(INPUT RECORDS):
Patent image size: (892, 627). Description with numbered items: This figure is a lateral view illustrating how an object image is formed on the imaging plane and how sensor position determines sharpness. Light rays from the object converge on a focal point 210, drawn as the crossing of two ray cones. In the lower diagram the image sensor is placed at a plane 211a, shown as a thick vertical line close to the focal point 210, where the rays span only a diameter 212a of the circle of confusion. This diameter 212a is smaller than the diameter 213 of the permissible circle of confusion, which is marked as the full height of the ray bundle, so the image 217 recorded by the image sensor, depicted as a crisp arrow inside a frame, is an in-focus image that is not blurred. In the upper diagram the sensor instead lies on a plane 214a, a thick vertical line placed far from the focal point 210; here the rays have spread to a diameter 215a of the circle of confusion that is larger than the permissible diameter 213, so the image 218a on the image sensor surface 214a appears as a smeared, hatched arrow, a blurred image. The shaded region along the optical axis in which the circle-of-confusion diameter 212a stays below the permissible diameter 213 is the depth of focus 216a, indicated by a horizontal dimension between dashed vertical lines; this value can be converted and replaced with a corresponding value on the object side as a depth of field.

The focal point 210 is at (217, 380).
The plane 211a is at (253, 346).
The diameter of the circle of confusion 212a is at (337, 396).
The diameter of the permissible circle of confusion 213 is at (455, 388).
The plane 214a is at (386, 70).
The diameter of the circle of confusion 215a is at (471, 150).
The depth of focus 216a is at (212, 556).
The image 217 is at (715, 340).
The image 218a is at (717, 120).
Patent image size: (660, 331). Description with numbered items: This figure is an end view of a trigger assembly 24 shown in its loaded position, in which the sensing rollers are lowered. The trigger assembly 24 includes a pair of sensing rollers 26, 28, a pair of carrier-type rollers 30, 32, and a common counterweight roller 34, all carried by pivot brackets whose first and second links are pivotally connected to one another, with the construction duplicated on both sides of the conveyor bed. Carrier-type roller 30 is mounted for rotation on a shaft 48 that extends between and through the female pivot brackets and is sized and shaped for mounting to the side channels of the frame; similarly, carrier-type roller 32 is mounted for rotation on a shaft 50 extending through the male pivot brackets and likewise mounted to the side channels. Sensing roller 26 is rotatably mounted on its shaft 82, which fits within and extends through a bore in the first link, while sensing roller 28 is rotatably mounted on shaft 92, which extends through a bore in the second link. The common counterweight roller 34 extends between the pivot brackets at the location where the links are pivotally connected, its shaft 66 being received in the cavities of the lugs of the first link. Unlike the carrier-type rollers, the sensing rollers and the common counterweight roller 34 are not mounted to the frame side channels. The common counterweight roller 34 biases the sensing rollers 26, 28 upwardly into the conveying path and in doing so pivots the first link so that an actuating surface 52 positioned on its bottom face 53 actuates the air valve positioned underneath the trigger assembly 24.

(PROBLEM): Reproduce all of the records above word for word.

(CORRECT RESPONSE):
Patent image size: (892, 627). Description with numbered items: This figure is a lateral view illustrating how an object image is formed on the imaging plane and how sensor position determines sharpness. Light rays from the object converge on a focal point 210, drawn as the crossing of two ray cones. In the lower diagram the image sensor is placed at a plane 211a, shown as a thick vertical line close to the focal point 210, where the rays span only a diameter 212a of the circle of confusion. This diameter 212a is smaller than the diameter 213 of the permissible circle of confusion, which is marked as the full height of the ray bundle, so the image 217 recorded by the image sensor, depicted as a crisp arrow inside a frame, is an in-focus image that is not blurred. In the upper diagram the sensor instead lies on a plane 214a, a thick vertical line placed far from the focal point 210; here the rays have spread to a diameter 215a of the circle of confusion that is larger than the permissible diameter 213, so the image 218a on the image sensor surface 214a appears as a smeared, hatched arrow, a blurred image. The shaded region along the optical axis in which the circle-of-confusion diameter 212a stays below the permissible diameter 213 is the depth of focus 216a, indicated by a horizontal dimension between dashed vertical lines; this value can be converted and replaced with a corresponding value on the object side as a depth of field.

The focal point 210 is at (217, 380).
The plane 211a is at (253, 346).
The diameter of the circle of confusion 212a is at (337, 396).
The diameter of the permissible circle of confusion 213 is at (455, 388).
The plane 214a is at (386, 70).
The diameter of the circle of confusion 215a is at (471, 150).
The depth of focus 216a is at (212, 556).
The image 217 is at (715, 340).
The image 218a is at (717, 120).
Patent image size: (660, 331). Description with numbered items: This figure is an end view of a trigger assembly 24 shown in its loaded position, in which the sensing rollers are lowered. The trigger assembly 24 includes a pair of sensing rollers 26, 28, a pair of carrier-type rollers 30, 32, and a common counterweight roller 34, all carried by pivot brackets whose first and second links are pivotally connected to one another, with the construction duplicated on both sides of the conveyor bed. Carrier-type roller 30 is mounted for rotation on a shaft 48 that extends between and through the female pivot brackets and is sized and shaped for mounting to the side channels of the frame; similarly, carrier-type roller 32 is mounted for rotation on a shaft 50 extending through the male pivot brackets and likewise mounted to the side channels. Sensing roller 26 is rotatably mounted on its shaft 82, which fits within and extends through a bore in the first link, while sensing roller 28 is rotatably mounted on shaft 92, which extends through a bore in the second link. The common counterweight roller 34 extends between the pivot brackets at the location where the links are pivotally connected, its shaft 66 being received in the cavities of the lugs of the first link. Unlike the carrier-type rollers, the sensing rollers and the common counterweight roller 34 are not mounted to the frame side channels. The common counterweight roller 34 biases the sensing rollers 26, 28 upwardly into the conveying path and in doing so pivots the first link so that an actuating surface 52 positioned on its bottom face 53 actuates the air valve positioned underneath the trigger assembly 24.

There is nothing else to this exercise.